• Set task
Retype all of the listing exactly, passing over any picture you find.

[Rows from a figure dataset]

********

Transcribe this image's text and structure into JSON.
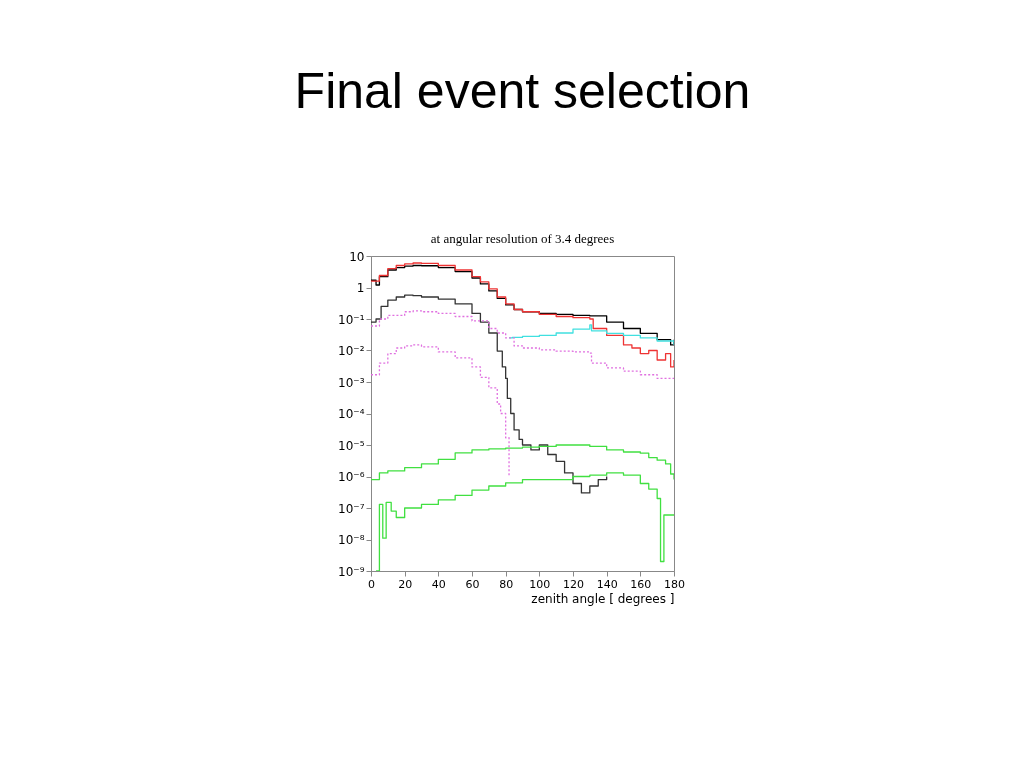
{
  "chart_data": {
    "type": "step",
    "title": "Final event selection",
    "subtitle": "at angular resolution of 3.4 degrees",
    "xlabel": "zenith angle [ degrees ]",
    "xlim": [
      0,
      180
    ],
    "xticks": [
      0,
      20,
      40,
      60,
      80,
      100,
      120,
      140,
      160,
      180
    ],
    "ylim": [
      1e-09,
      10
    ],
    "log": true,
    "yticks": [
      10,
      1,
      {
        "value": 0.1,
        "label": "10⁻¹"
      },
      {
        "value": 0.01,
        "label": "10⁻²"
      },
      {
        "value": 0.001,
        "label": "10⁻³"
      },
      {
        "value": 0.0001,
        "label": "10⁻⁴"
      },
      {
        "value": 1e-05,
        "label": "10⁻⁵"
      },
      {
        "value": 1e-06,
        "label": "10⁻⁶"
      },
      {
        "value": 1e-07,
        "label": "10⁻⁷"
      },
      {
        "value": 1e-08,
        "label": "10⁻⁸"
      },
      {
        "value": 1e-09,
        "label": "10⁻⁹"
      }
    ],
    "grid": false,
    "legend": false,
    "marker": "none",
    "series": [
      {
        "color": "#000000",
        "line_style": "solid",
        "x": [
          0,
          3,
          5,
          10,
          15,
          20,
          25,
          30,
          40,
          50,
          60,
          65,
          70,
          75,
          80,
          85,
          90,
          100,
          110,
          120,
          130,
          140,
          150,
          160,
          170,
          178,
          180
        ],
        "values": [
          1.7,
          1.2,
          2.2,
          3.6,
          4.3,
          4.8,
          5.0,
          4.9,
          4.3,
          3.2,
          2.0,
          1.3,
          0.78,
          0.45,
          0.28,
          0.2,
          0.17,
          0.15,
          0.14,
          0.13,
          0.125,
          0.08,
          0.05,
          0.035,
          0.022,
          0.015,
          0.022
        ]
      },
      {
        "color": "#ee3333",
        "line_style": "solid",
        "x": [
          0,
          5,
          10,
          15,
          20,
          25,
          30,
          40,
          50,
          60,
          65,
          70,
          75,
          80,
          85,
          90,
          100,
          110,
          120,
          130,
          132,
          140,
          145,
          150,
          155,
          160,
          165,
          170,
          175,
          178,
          180
        ],
        "values": [
          1.6,
          2.4,
          4.0,
          5.0,
          5.6,
          6.0,
          5.8,
          5.0,
          3.6,
          2.2,
          1.5,
          0.9,
          0.5,
          0.3,
          0.2,
          0.17,
          0.14,
          0.12,
          0.11,
          0.1,
          0.05,
          0.03,
          0.03,
          0.015,
          0.012,
          0.008,
          0.01,
          0.005,
          0.008,
          0.003,
          0.005
        ]
      },
      {
        "color": "#333333",
        "line_style": "solid",
        "x": [
          0,
          3,
          6,
          10,
          15,
          20,
          25,
          30,
          40,
          50,
          60,
          65,
          70,
          75,
          78,
          80,
          81,
          83,
          85,
          88,
          90,
          95,
          100,
          105,
          110,
          115,
          120,
          125,
          130,
          135,
          140
        ],
        "values": [
          0.08,
          0.1,
          0.25,
          0.4,
          0.5,
          0.57,
          0.55,
          0.5,
          0.43,
          0.3,
          0.15,
          0.08,
          0.036,
          0.0096,
          0.003,
          0.0013,
          0.0003,
          0.0001,
          3e-05,
          1.5e-05,
          1e-05,
          7e-06,
          1e-05,
          5e-06,
          3e-06,
          1.3e-06,
          6e-07,
          3e-07,
          5e-07,
          8e-07,
          1e-06
        ]
      },
      {
        "color": "#40e0e0",
        "line_style": "solid",
        "x": [
          82,
          84,
          90,
          100,
          110,
          120,
          130,
          131,
          140,
          150,
          160,
          170,
          180
        ],
        "values": [
          0.025,
          0.026,
          0.028,
          0.03,
          0.036,
          0.048,
          0.065,
          0.042,
          0.035,
          0.03,
          0.025,
          0.02,
          0.015
        ]
      },
      {
        "color": "#e070e0",
        "line_style": "dotted",
        "x": [
          0,
          5,
          10,
          20,
          25,
          30,
          40,
          50,
          60,
          70,
          75,
          80,
          85,
          90,
          100,
          110,
          120,
          130,
          131,
          140,
          150,
          160,
          170,
          180
        ],
        "values": [
          0.06,
          0.1,
          0.13,
          0.17,
          0.18,
          0.17,
          0.15,
          0.12,
          0.087,
          0.05,
          0.036,
          0.025,
          0.014,
          0.012,
          0.0105,
          0.0095,
          0.009,
          0.0083,
          0.004,
          0.0028,
          0.0022,
          0.0017,
          0.0013,
          0.0011
        ]
      },
      {
        "color": "#e070e0",
        "line_style": "dotted",
        "x": [
          0,
          5,
          10,
          15,
          20,
          25,
          30,
          40,
          50,
          60,
          65,
          70,
          75,
          77,
          80,
          82
        ],
        "values": [
          0.0017,
          0.004,
          0.008,
          0.012,
          0.014,
          0.015,
          0.013,
          0.009,
          0.0058,
          0.003,
          0.0014,
          0.00065,
          0.0002,
          0.0001,
          1.7e-05,
          1e-06
        ]
      },
      {
        "color": "#40e040",
        "line_style": "solid",
        "x": [
          0,
          5,
          10,
          20,
          30,
          40,
          50,
          60,
          70,
          80,
          90,
          100,
          110,
          120,
          130,
          140,
          150,
          160,
          165,
          170,
          175,
          178,
          180
        ],
        "values": [
          8e-07,
          1.3e-06,
          1.5e-06,
          1.9e-06,
          2.5e-06,
          3.5e-06,
          5.6e-06,
          7e-06,
          7.5e-06,
          8e-06,
          8.5e-06,
          9e-06,
          1e-05,
          1e-05,
          9e-06,
          7e-06,
          6e-06,
          5.5e-06,
          4e-06,
          3.3e-06,
          2.5e-06,
          1.2e-06,
          8e-07
        ]
      },
      {
        "color": "#40e040",
        "line_style": "solid",
        "x": [
          3,
          5,
          7,
          9,
          12,
          15,
          20,
          30,
          40,
          50,
          60,
          70,
          80,
          90,
          100,
          110,
          120,
          130,
          140,
          150,
          160,
          165,
          170,
          172,
          174,
          176,
          180
        ],
        "values": [
          1e-09,
          1.3e-07,
          1.1e-08,
          1.5e-07,
          8e-08,
          5e-08,
          1e-07,
          1.3e-07,
          1.8e-07,
          2.5e-07,
          3.7e-07,
          5e-07,
          6.3e-07,
          8e-07,
          8e-07,
          8e-07,
          1e-06,
          1.1e-06,
          1.3e-06,
          1.1e-06,
          6e-07,
          4e-07,
          2e-07,
          2e-09,
          6e-08,
          6e-08,
          6e-08
        ]
      }
    ]
  }
}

********

• Solution to this task
Transcribe this image's text and structure into JSON.
{
  "chart_data": {
    "type": "step",
    "title": "Final event selection",
    "subtitle": "at angular resolution of 3.4 degrees",
    "xlabel": "zenith angle [ degrees ]",
    "xlim": [
      0,
      180
    ],
    "xticks": [
      0,
      20,
      40,
      60,
      80,
      100,
      120,
      140,
      160,
      180
    ],
    "ylim": [
      1e-09,
      10
    ],
    "log": true,
    "yticks": [
      10,
      1,
      {
        "value": 0.1,
        "label": "10⁻¹"
      },
      {
        "value": 0.01,
        "label": "10⁻²"
      },
      {
        "value": 0.001,
        "label": "10⁻³"
      },
      {
        "value": 0.0001,
        "label": "10⁻⁴"
      },
      {
        "value": 1e-05,
        "label": "10⁻⁵"
      },
      {
        "value": 1e-06,
        "label": "10⁻⁶"
      },
      {
        "value": 1e-07,
        "label": "10⁻⁷"
      },
      {
        "value": 1e-08,
        "label": "10⁻⁸"
      },
      {
        "value": 1e-09,
        "label": "10⁻⁹"
      }
    ],
    "grid": false,
    "legend": false,
    "marker": "none",
    "series": [
      {
        "color": "#000000",
        "line_style": "solid",
        "x": [
          0,
          3,
          5,
          10,
          15,
          20,
          25,
          30,
          40,
          50,
          60,
          65,
          70,
          75,
          80,
          85,
          90,
          100,
          110,
          120,
          130,
          140,
          150,
          160,
          170,
          178,
          180
        ],
        "values": [
          1.7,
          1.2,
          2.2,
          3.6,
          4.3,
          4.8,
          5.0,
          4.9,
          4.3,
          3.2,
          2.0,
          1.3,
          0.78,
          0.45,
          0.28,
          0.2,
          0.17,
          0.15,
          0.14,
          0.13,
          0.125,
          0.08,
          0.05,
          0.035,
          0.022,
          0.015,
          0.022
        ]
      },
      {
        "color": "#ee3333",
        "line_style": "solid",
        "x": [
          0,
          5,
          10,
          15,
          20,
          25,
          30,
          40,
          50,
          60,
          65,
          70,
          75,
          80,
          85,
          90,
          100,
          110,
          120,
          130,
          132,
          140,
          145,
          150,
          155,
          160,
          165,
          170,
          175,
          178,
          180
        ],
        "values": [
          1.6,
          2.4,
          4.0,
          5.0,
          5.6,
          6.0,
          5.8,
          5.0,
          3.6,
          2.2,
          1.5,
          0.9,
          0.5,
          0.3,
          0.2,
          0.17,
          0.14,
          0.12,
          0.11,
          0.1,
          0.05,
          0.03,
          0.03,
          0.015,
          0.012,
          0.008,
          0.01,
          0.005,
          0.008,
          0.003,
          0.005
        ]
      },
      {
        "color": "#333333",
        "line_style": "solid",
        "x": [
          0,
          3,
          6,
          10,
          15,
          20,
          25,
          30,
          40,
          50,
          60,
          65,
          70,
          75,
          78,
          80,
          81,
          83,
          85,
          88,
          90,
          95,
          100,
          105,
          110,
          115,
          120,
          125,
          130,
          135,
          140
        ],
        "values": [
          0.08,
          0.1,
          0.25,
          0.4,
          0.5,
          0.57,
          0.55,
          0.5,
          0.43,
          0.3,
          0.15,
          0.08,
          0.036,
          0.0096,
          0.003,
          0.0013,
          0.0003,
          0.0001,
          3e-05,
          1.5e-05,
          1e-05,
          7e-06,
          1e-05,
          5e-06,
          3e-06,
          1.3e-06,
          6e-07,
          3e-07,
          5e-07,
          8e-07,
          1e-06
        ]
      },
      {
        "color": "#40e0e0",
        "line_style": "solid",
        "x": [
          82,
          84,
          90,
          100,
          110,
          120,
          130,
          131,
          140,
          150,
          160,
          170,
          180
        ],
        "values": [
          0.025,
          0.026,
          0.028,
          0.03,
          0.036,
          0.048,
          0.065,
          0.042,
          0.035,
          0.03,
          0.025,
          0.02,
          0.015
        ]
      },
      {
        "color": "#e070e0",
        "line_style": "dotted",
        "x": [
          0,
          5,
          10,
          20,
          25,
          30,
          40,
          50,
          60,
          70,
          75,
          80,
          85,
          90,
          100,
          110,
          120,
          130,
          131,
          140,
          150,
          160,
          170,
          180
        ],
        "values": [
          0.06,
          0.1,
          0.13,
          0.17,
          0.18,
          0.17,
          0.15,
          0.12,
          0.087,
          0.05,
          0.036,
          0.025,
          0.014,
          0.012,
          0.0105,
          0.0095,
          0.009,
          0.0083,
          0.004,
          0.0028,
          0.0022,
          0.0017,
          0.0013,
          0.0011
        ]
      },
      {
        "color": "#e070e0",
        "line_style": "dotted",
        "x": [
          0,
          5,
          10,
          15,
          20,
          25,
          30,
          40,
          50,
          60,
          65,
          70,
          75,
          77,
          80,
          82
        ],
        "values": [
          0.0017,
          0.004,
          0.008,
          0.012,
          0.014,
          0.015,
          0.013,
          0.009,
          0.0058,
          0.003,
          0.0014,
          0.00065,
          0.0002,
          0.0001,
          1.7e-05,
          1e-06
        ]
      },
      {
        "color": "#40e040",
        "line_style": "solid",
        "x": [
          0,
          5,
          10,
          20,
          30,
          40,
          50,
          60,
          70,
          80,
          90,
          100,
          110,
          120,
          130,
          140,
          150,
          160,
          165,
          170,
          175,
          178,
          180
        ],
        "values": [
          8e-07,
          1.3e-06,
          1.5e-06,
          1.9e-06,
          2.5e-06,
          3.5e-06,
          5.6e-06,
          7e-06,
          7.5e-06,
          8e-06,
          8.5e-06,
          9e-06,
          1e-05,
          1e-05,
          9e-06,
          7e-06,
          6e-06,
          5.5e-06,
          4e-06,
          3.3e-06,
          2.5e-06,
          1.2e-06,
          8e-07
        ]
      },
      {
        "color": "#40e040",
        "line_style": "solid",
        "x": [
          3,
          5,
          7,
          9,
          12,
          15,
          20,
          30,
          40,
          50,
          60,
          70,
          80,
          90,
          100,
          110,
          120,
          130,
          140,
          150,
          160,
          165,
          170,
          172,
          174,
          176,
          180
        ],
        "values": [
          1e-09,
          1.3e-07,
          1.1e-08,
          1.5e-07,
          8e-08,
          5e-08,
          1e-07,
          1.3e-07,
          1.8e-07,
          2.5e-07,
          3.7e-07,
          5e-07,
          6.3e-07,
          8e-07,
          8e-07,
          8e-07,
          1e-06,
          1.1e-06,
          1.3e-06,
          1.1e-06,
          6e-07,
          4e-07,
          2e-07,
          2e-09,
          6e-08,
          6e-08,
          6e-08
        ]
      }
    ]
  }
}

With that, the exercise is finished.